What the exercise asks >>
Work out how many lines of the records contain "trousers". Answer with the number and nothing else.

[Data records]
============================================================
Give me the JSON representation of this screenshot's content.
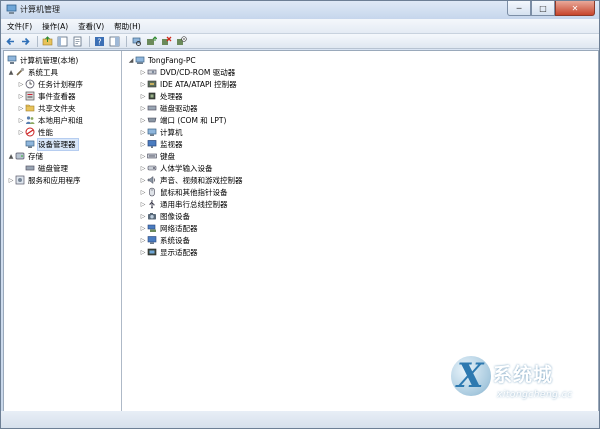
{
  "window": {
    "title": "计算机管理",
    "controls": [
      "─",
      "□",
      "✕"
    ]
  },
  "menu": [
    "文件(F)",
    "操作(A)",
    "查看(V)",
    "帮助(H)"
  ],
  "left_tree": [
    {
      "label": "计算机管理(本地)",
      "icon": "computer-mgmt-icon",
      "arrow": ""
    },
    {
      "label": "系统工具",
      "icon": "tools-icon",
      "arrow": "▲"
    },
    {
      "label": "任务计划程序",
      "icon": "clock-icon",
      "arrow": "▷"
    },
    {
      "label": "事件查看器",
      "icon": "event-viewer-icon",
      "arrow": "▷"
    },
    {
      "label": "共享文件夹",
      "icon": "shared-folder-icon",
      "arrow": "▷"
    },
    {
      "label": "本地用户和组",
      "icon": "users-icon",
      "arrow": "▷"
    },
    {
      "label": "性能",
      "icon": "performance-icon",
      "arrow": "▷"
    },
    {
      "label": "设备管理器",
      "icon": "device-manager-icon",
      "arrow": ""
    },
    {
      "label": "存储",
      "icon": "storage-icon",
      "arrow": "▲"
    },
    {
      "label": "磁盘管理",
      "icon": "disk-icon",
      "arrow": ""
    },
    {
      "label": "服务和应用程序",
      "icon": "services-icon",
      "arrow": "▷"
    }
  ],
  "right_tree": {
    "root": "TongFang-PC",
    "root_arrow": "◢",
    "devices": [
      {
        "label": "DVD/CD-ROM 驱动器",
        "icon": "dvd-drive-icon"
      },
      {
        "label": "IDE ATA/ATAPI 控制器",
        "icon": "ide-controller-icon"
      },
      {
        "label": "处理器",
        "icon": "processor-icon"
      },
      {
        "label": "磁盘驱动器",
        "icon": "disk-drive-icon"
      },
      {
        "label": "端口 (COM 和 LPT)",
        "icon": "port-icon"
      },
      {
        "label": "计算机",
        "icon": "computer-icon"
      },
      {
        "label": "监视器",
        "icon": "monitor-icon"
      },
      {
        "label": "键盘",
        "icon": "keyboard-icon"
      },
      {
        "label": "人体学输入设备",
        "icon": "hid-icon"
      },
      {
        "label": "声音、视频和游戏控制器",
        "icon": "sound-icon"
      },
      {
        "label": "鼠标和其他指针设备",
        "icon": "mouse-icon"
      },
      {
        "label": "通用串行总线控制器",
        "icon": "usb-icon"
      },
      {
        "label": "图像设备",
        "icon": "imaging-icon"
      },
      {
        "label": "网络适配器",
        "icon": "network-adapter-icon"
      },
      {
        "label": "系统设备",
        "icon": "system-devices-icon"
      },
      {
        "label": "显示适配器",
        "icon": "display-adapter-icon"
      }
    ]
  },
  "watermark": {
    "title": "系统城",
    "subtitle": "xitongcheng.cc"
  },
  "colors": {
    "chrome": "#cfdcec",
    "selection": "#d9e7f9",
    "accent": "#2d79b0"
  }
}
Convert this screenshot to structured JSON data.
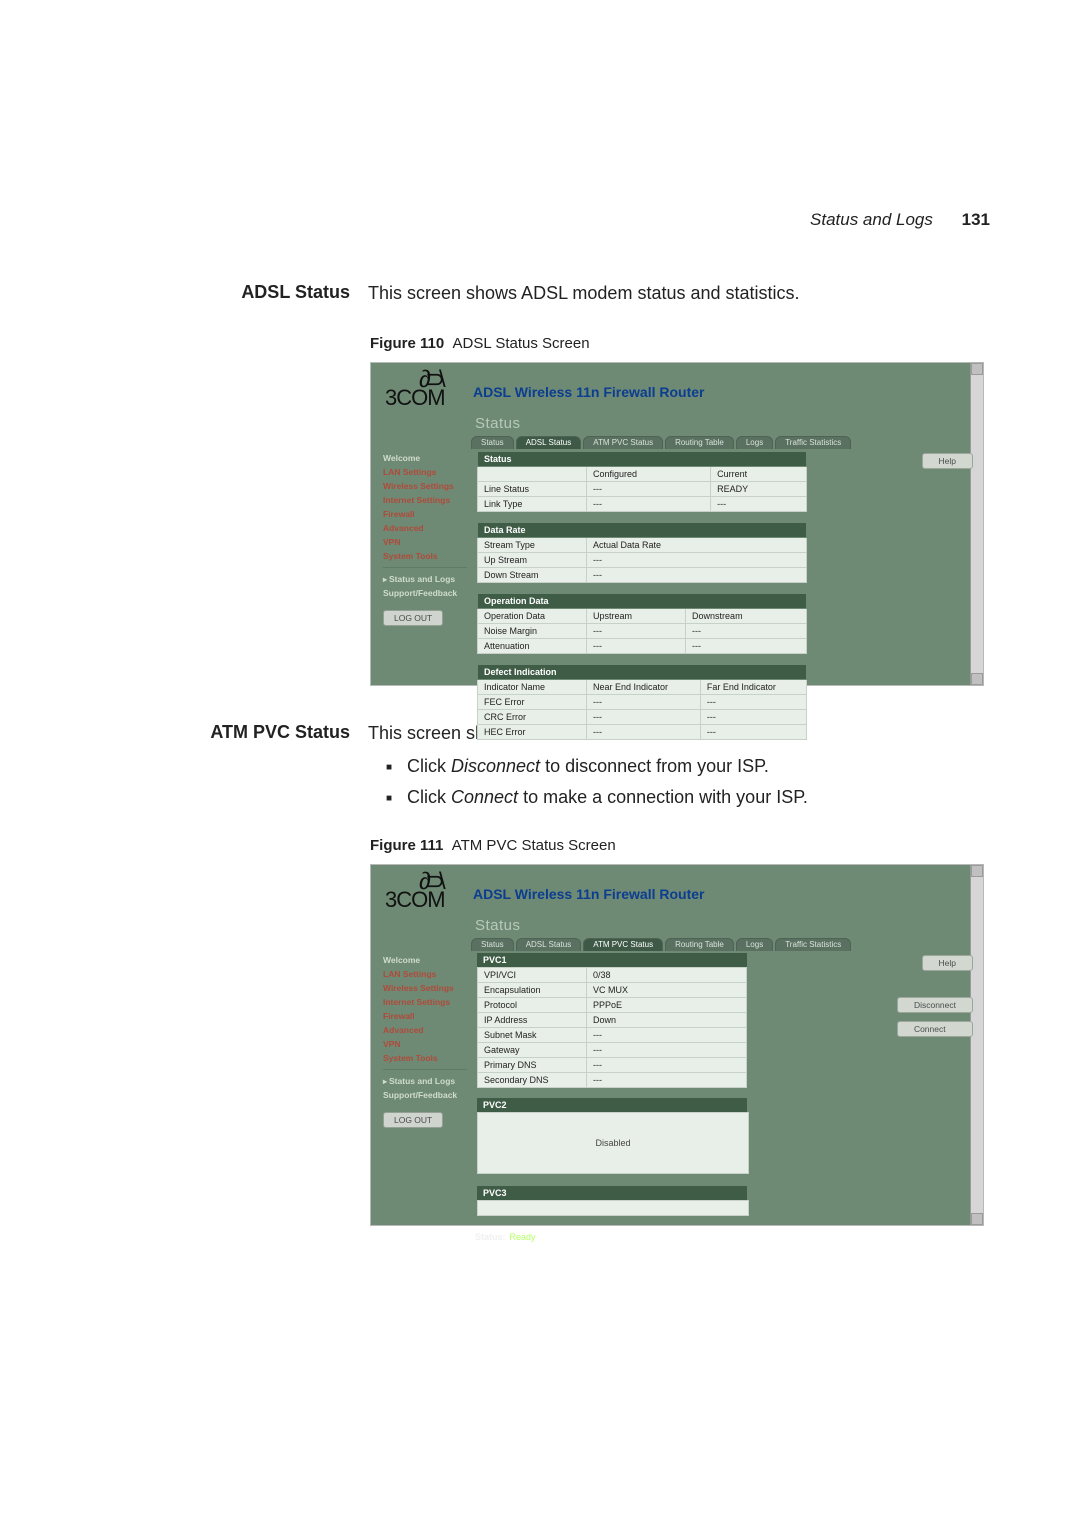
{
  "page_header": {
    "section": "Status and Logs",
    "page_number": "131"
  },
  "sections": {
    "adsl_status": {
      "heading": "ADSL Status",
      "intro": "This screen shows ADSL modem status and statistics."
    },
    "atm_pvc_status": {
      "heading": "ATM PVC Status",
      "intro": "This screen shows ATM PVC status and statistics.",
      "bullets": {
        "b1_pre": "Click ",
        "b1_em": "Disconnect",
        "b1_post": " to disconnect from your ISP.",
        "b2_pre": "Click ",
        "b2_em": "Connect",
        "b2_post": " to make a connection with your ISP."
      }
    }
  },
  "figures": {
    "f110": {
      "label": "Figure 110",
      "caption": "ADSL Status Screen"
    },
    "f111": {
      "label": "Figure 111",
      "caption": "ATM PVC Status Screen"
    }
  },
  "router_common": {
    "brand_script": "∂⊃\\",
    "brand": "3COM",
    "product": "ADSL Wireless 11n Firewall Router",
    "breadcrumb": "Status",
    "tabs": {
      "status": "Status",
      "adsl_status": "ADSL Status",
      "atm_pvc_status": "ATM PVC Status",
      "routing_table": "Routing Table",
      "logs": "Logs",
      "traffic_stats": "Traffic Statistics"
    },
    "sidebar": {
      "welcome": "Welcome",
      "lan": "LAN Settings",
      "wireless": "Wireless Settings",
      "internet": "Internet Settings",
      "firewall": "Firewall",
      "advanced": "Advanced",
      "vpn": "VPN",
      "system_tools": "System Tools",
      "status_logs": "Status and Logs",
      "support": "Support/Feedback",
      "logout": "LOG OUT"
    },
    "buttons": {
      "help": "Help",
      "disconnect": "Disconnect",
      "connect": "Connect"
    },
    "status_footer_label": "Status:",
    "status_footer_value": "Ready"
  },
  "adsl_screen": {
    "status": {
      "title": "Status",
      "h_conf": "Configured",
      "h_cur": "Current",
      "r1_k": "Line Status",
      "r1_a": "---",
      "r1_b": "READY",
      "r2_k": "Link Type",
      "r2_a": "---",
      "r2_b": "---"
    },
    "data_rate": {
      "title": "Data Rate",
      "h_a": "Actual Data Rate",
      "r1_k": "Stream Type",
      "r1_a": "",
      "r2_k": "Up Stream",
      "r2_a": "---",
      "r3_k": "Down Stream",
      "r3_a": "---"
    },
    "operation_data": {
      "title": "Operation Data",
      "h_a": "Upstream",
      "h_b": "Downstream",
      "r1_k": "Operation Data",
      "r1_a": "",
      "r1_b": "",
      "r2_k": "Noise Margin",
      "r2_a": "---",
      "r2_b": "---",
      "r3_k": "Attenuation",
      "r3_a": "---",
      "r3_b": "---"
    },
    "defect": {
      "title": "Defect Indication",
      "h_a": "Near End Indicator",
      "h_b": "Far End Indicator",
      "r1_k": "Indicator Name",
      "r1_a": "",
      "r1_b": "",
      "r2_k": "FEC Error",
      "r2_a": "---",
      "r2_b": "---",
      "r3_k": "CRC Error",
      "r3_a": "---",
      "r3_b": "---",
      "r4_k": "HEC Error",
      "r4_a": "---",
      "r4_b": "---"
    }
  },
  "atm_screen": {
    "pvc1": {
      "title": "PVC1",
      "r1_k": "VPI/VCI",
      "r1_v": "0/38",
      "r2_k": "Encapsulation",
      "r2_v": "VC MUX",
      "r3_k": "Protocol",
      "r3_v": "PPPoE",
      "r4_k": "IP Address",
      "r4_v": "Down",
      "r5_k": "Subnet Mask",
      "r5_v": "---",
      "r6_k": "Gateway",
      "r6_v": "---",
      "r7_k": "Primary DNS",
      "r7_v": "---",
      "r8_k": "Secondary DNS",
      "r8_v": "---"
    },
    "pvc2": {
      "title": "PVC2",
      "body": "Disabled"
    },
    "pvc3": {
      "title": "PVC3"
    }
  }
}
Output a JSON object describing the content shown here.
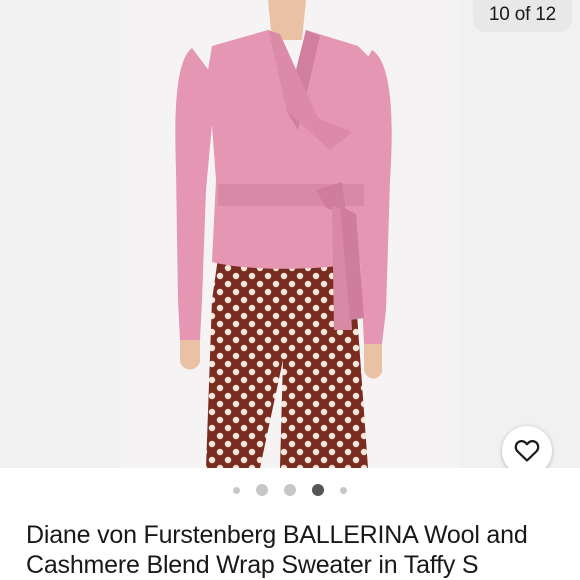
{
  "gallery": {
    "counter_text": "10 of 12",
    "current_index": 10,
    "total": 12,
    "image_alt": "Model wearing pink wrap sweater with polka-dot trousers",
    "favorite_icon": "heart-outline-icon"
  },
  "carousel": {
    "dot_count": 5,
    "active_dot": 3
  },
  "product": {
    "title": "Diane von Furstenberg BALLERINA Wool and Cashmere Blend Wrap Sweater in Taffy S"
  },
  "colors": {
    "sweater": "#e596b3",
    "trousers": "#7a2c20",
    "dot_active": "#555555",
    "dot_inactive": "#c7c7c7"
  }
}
============================================================
Task solution >>
2